__Direction__
Your task is to copy the material exactly.

__Data for processing__
begin
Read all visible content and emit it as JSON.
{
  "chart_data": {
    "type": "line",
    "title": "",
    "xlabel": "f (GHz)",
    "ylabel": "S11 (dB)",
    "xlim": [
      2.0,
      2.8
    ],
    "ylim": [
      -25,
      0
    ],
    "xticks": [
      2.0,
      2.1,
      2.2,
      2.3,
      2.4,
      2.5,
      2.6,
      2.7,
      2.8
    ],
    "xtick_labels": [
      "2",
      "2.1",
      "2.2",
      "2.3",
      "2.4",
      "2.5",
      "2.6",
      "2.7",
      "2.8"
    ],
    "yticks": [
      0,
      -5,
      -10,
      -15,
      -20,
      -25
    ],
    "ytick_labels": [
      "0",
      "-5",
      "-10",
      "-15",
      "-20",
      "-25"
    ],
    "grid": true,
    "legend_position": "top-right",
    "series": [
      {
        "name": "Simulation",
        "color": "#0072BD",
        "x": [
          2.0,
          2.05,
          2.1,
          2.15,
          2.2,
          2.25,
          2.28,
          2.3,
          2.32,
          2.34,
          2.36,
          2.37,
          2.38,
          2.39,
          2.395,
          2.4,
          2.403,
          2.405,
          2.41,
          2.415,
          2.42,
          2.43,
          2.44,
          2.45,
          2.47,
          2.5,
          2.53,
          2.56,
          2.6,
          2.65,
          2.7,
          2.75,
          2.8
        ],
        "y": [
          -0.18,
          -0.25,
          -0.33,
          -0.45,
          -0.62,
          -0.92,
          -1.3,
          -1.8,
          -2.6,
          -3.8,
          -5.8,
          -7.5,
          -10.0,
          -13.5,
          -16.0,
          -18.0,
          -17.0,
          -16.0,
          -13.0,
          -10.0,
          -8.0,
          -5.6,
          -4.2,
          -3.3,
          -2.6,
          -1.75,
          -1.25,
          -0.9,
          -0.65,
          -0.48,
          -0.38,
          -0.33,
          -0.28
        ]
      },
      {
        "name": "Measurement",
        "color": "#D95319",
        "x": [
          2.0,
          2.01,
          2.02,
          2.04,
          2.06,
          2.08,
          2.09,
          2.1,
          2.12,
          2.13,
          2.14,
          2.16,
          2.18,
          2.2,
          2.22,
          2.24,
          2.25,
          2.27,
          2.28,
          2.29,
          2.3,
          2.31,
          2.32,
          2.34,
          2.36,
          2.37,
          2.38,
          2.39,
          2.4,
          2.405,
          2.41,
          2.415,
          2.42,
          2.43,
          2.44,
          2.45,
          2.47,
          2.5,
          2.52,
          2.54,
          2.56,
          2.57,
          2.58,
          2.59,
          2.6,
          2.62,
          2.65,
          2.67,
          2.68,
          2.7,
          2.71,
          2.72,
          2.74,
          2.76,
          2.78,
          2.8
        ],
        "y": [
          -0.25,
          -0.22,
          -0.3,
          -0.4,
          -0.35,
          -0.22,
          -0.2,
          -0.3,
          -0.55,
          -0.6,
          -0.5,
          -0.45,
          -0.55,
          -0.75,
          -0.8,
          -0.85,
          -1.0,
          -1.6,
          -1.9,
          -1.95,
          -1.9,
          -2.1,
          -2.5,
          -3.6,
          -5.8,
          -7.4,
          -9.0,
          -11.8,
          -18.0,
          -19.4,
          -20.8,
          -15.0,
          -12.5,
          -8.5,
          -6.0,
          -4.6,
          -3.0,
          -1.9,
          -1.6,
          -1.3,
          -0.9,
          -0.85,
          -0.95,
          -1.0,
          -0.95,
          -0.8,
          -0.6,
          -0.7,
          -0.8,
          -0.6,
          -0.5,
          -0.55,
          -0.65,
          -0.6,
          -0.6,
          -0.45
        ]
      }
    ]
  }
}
end
__Answer to the task__
Read all visible content and emit it as JSON.
{
  "chart_data": {
    "type": "line",
    "title": "",
    "xlabel": "f (GHz)",
    "ylabel": "S11 (dB)",
    "xlim": [
      2.0,
      2.8
    ],
    "ylim": [
      -25,
      0
    ],
    "xticks": [
      2.0,
      2.1,
      2.2,
      2.3,
      2.4,
      2.5,
      2.6,
      2.7,
      2.8
    ],
    "xtick_labels": [
      "2",
      "2.1",
      "2.2",
      "2.3",
      "2.4",
      "2.5",
      "2.6",
      "2.7",
      "2.8"
    ],
    "yticks": [
      0,
      -5,
      -10,
      -15,
      -20,
      -25
    ],
    "ytick_labels": [
      "0",
      "-5",
      "-10",
      "-15",
      "-20",
      "-25"
    ],
    "grid": true,
    "legend_position": "top-right",
    "series": [
      {
        "name": "Simulation",
        "color": "#0072BD",
        "x": [
          2.0,
          2.05,
          2.1,
          2.15,
          2.2,
          2.25,
          2.28,
          2.3,
          2.32,
          2.34,
          2.36,
          2.37,
          2.38,
          2.39,
          2.395,
          2.4,
          2.403,
          2.405,
          2.41,
          2.415,
          2.42,
          2.43,
          2.44,
          2.45,
          2.47,
          2.5,
          2.53,
          2.56,
          2.6,
          2.65,
          2.7,
          2.75,
          2.8
        ],
        "y": [
          -0.18,
          -0.25,
          -0.33,
          -0.45,
          -0.62,
          -0.92,
          -1.3,
          -1.8,
          -2.6,
          -3.8,
          -5.8,
          -7.5,
          -10.0,
          -13.5,
          -16.0,
          -18.0,
          -17.0,
          -16.0,
          -13.0,
          -10.0,
          -8.0,
          -5.6,
          -4.2,
          -3.3,
          -2.6,
          -1.75,
          -1.25,
          -0.9,
          -0.65,
          -0.48,
          -0.38,
          -0.33,
          -0.28
        ]
      },
      {
        "name": "Measurement",
        "color": "#D95319",
        "x": [
          2.0,
          2.01,
          2.02,
          2.04,
          2.06,
          2.08,
          2.09,
          2.1,
          2.12,
          2.13,
          2.14,
          2.16,
          2.18,
          2.2,
          2.22,
          2.24,
          2.25,
          2.27,
          2.28,
          2.29,
          2.3,
          2.31,
          2.32,
          2.34,
          2.36,
          2.37,
          2.38,
          2.39,
          2.4,
          2.405,
          2.41,
          2.415,
          2.42,
          2.43,
          2.44,
          2.45,
          2.47,
          2.5,
          2.52,
          2.54,
          2.56,
          2.57,
          2.58,
          2.59,
          2.6,
          2.62,
          2.65,
          2.67,
          2.68,
          2.7,
          2.71,
          2.72,
          2.74,
          2.76,
          2.78,
          2.8
        ],
        "y": [
          -0.25,
          -0.22,
          -0.3,
          -0.4,
          -0.35,
          -0.22,
          -0.2,
          -0.3,
          -0.55,
          -0.6,
          -0.5,
          -0.45,
          -0.55,
          -0.75,
          -0.8,
          -0.85,
          -1.0,
          -1.6,
          -1.9,
          -1.95,
          -1.9,
          -2.1,
          -2.5,
          -3.6,
          -5.8,
          -7.4,
          -9.0,
          -11.8,
          -18.0,
          -19.4,
          -20.8,
          -15.0,
          -12.5,
          -8.5,
          -6.0,
          -4.6,
          -3.0,
          -1.9,
          -1.6,
          -1.3,
          -0.9,
          -0.85,
          -0.95,
          -1.0,
          -0.95,
          -0.8,
          -0.6,
          -0.7,
          -0.8,
          -0.6,
          -0.5,
          -0.55,
          -0.65,
          -0.6,
          -0.6,
          -0.45
        ]
      }
    ]
  }
}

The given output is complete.